= Suicide in Lesotho =

Suicide is a significant social issue in Lesotho, having the highest suicide rate in the world. According to the World Health Organization, 87.5 people per 100,000 of the population take their own life every year in Lesotho.

== Statistics ==

A 2019 World Health Organization report indicated that Lesotho had a suicide rate of 87.5 per 100,000 people. This is about 10 times higher than the global suicide rate of 9.0 per 100,000 people for 2019. By comparison, Guyana, the second highest country on the list, had a suicide rate of 40.9 per 100,000.

Suicides rate (per 100,000) by year and gender, Lesotho, 2000–2019
| Year | Male | Female | Total |
| 2000 | 73.9 | 16.0 | 42.6 |
| 2001 | 70.4 | 15.4 | 40.4 |
| 2002 | 74.6 | 15.9 | 42.6 |
| 2003 | 79.1 | 17.9 | 45.7 |
| 2004 | 82.2 | 18.0 | 47.1 |
| 2005 | 82.7 | 17.2 | 46.7 |
| 2006 | 95.6 | 22.1 | 55.4 |
| 2007 | 108.0 | 22.4 | 61.3 |
| 2008 | 133.8 | 30.7 | 77.8 |
| 2009 | 148.1 | 30.8 | 84.6 |
| 2010 | 152.7 | 30.7 | 86.9 |
| 2011 | 156.9 | 34.9 | 91.1 |
| 2012 | 172.9 | 40.7 | 102.0 |
| 2013 | 188.2 | 44.2 | 111.4 |
| 2014 | 195.2 | 46.3 | 116.2 |
| 2015 | 191.5 | 45.9 | 114.5 |
| 2016 | 180.1 | 41.9 | 107.1 |
| 2017 | 164.0 | 35.8 | 96.3 |
| 2018 | 158.4 | 34.6 | 93.1 |
| 2019 | 146.9 | 34.6 | 87.5 |
Source: World Health Organization

Lesotho's suicide rate reached its highest number in 2014, with 116.2 suicides per 100,000 people. The rate has been slowly dropping ever since.

§ REQUIRED ACTION 1
Using the table in the article on suicide in Lesotho, name every year in which the total rate was above 100 per 100,000 people.
§ REQUIRED ACTION 2
Extend the article on suicide in Lesotho by writing on from its last sentence.
The listing that comes next is separate material, unconnected to the article on suicide in Lesotho.

[Saved entries]
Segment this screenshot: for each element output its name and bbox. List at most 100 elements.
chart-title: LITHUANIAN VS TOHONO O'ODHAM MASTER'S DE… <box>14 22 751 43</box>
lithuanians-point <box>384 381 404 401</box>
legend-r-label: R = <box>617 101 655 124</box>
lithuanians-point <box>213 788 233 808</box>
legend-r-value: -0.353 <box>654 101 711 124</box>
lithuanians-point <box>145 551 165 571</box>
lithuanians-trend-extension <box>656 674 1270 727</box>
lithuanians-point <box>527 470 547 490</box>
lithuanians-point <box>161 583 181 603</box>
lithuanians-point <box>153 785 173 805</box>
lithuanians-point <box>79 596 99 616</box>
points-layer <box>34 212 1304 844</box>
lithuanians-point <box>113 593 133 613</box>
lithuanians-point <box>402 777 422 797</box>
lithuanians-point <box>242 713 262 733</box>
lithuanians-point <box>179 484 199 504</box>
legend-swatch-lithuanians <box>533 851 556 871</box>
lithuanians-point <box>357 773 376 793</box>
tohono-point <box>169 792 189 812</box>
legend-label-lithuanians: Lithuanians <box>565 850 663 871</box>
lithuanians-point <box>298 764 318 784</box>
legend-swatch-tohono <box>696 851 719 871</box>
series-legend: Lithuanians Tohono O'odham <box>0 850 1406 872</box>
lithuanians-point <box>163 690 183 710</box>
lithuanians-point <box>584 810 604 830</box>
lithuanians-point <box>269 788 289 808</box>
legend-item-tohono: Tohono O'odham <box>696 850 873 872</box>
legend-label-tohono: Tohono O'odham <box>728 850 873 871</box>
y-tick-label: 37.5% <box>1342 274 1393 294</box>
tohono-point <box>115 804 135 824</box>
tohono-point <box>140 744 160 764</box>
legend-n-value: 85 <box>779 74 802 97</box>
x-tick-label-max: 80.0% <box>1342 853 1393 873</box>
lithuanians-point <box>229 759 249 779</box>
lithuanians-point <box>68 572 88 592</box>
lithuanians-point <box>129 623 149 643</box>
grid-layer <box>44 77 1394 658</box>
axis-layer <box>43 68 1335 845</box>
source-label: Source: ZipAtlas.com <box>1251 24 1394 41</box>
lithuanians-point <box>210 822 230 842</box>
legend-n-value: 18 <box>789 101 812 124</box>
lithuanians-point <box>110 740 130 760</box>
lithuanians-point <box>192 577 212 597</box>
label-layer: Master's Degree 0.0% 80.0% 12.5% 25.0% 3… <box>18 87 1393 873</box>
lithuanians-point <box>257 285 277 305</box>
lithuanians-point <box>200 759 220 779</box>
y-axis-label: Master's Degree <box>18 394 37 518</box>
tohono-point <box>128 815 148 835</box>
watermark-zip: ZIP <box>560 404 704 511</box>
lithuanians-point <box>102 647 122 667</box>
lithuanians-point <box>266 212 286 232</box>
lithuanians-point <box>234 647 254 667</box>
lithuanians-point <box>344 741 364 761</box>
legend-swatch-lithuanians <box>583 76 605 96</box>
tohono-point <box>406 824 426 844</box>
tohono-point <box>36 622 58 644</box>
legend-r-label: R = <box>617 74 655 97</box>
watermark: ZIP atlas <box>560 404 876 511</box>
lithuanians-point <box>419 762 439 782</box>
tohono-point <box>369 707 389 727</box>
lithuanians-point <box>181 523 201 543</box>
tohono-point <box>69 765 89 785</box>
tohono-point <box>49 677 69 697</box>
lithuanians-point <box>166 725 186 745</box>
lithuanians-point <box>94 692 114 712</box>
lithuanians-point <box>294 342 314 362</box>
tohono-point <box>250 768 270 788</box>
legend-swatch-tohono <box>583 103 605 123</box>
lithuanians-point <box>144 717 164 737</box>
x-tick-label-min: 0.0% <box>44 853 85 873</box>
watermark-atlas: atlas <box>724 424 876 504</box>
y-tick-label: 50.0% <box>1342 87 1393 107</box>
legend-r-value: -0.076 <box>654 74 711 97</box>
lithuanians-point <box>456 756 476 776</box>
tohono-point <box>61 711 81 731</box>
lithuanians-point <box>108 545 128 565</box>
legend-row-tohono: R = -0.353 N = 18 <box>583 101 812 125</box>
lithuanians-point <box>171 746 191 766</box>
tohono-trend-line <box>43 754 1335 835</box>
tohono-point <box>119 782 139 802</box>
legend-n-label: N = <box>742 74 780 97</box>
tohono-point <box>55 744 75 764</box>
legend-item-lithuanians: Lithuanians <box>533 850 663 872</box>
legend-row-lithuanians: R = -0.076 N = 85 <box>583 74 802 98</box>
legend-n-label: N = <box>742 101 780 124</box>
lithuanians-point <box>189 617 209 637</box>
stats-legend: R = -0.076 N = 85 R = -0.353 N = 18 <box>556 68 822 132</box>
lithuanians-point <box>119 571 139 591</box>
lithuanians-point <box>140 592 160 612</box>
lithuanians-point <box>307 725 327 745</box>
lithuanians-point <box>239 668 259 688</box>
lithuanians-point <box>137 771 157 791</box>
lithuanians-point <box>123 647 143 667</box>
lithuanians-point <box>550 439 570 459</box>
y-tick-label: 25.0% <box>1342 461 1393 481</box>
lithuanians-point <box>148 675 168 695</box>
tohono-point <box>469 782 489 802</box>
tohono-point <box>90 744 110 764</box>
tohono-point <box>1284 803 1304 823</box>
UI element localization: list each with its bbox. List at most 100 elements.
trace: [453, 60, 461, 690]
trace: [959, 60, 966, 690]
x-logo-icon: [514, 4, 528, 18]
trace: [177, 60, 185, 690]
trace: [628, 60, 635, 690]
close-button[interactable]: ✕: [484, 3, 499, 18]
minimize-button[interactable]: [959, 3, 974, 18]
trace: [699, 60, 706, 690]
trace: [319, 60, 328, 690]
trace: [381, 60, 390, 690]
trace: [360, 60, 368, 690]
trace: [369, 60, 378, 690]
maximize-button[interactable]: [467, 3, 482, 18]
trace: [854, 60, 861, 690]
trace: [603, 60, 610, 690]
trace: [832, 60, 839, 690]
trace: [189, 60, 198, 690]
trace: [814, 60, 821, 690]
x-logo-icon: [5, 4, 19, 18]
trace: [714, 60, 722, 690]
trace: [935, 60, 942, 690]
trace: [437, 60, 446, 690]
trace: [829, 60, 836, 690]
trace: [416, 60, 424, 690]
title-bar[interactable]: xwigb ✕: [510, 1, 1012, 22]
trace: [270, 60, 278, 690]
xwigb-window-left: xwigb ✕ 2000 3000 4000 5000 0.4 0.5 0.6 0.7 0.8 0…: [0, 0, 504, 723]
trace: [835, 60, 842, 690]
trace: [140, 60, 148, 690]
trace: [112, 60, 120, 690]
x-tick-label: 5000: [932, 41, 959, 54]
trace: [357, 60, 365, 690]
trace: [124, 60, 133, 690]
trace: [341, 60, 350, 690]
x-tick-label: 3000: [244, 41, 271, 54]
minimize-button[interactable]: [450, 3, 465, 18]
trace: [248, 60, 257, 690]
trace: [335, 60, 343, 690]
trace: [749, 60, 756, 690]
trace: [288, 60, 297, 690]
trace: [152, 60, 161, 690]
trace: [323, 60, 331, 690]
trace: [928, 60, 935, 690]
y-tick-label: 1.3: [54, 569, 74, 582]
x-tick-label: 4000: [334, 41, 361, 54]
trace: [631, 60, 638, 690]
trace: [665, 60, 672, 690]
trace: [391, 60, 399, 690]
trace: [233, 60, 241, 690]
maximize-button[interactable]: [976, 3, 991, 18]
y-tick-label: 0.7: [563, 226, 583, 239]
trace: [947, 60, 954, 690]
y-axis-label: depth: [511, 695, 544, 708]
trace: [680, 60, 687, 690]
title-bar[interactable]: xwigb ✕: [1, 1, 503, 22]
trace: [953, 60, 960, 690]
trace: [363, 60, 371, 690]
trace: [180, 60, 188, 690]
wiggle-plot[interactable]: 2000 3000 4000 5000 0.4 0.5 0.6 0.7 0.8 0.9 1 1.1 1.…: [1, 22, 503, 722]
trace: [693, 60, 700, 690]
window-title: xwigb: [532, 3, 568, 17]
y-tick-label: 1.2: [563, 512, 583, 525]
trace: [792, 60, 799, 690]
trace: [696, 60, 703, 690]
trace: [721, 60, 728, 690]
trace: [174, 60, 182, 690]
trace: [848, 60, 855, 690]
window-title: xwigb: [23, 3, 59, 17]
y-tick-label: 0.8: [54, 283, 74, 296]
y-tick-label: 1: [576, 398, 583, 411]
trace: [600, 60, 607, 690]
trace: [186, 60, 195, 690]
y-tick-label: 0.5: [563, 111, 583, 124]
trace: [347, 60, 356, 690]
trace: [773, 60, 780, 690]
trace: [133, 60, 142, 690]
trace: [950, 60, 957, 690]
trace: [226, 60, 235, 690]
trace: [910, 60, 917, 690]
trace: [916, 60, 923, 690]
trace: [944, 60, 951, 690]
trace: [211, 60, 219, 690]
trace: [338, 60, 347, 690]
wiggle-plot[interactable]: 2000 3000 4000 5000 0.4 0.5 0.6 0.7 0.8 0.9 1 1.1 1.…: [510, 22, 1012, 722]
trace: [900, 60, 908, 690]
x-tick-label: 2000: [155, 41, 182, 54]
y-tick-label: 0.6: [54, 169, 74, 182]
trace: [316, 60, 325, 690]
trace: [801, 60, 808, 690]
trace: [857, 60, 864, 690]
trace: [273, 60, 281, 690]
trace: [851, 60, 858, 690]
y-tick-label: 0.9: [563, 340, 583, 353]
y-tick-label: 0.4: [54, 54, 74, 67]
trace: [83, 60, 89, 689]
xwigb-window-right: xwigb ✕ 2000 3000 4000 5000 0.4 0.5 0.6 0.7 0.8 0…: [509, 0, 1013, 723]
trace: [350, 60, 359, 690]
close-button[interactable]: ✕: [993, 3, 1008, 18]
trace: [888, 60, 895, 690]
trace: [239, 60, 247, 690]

§ RESPONSE AREA 1
2012, 2013, 2014, 2015, 2016

§ RESPONSE AREA 2
According to 2020 data by the World Health Organization, 1,539 people died by suicide in Lesotho that year, accounting for 4.62% of total deaths in the country. This makes it the 7th most common cause of death in Lesotho.

The suicide rate is significantly higher among men than among women in Lesotho, with the amount of men committing suicide being over three times higher than women.

== Risk factors ==
Reasons behind the suicide rates in Lesotho include poverty, unemployment, bad living conditions and gender-based violence. Evidence suggests a relationship between suicidal behaviour and economical variables, affecting countries with high poverty rates.

Stigma against mental illness and lack of mental health services have been cited as major factors against suicide prevention in Lesotho. Lesotho has no national mental health policy and the country's only psychiatric unit has not had a psychiatrist since 2017.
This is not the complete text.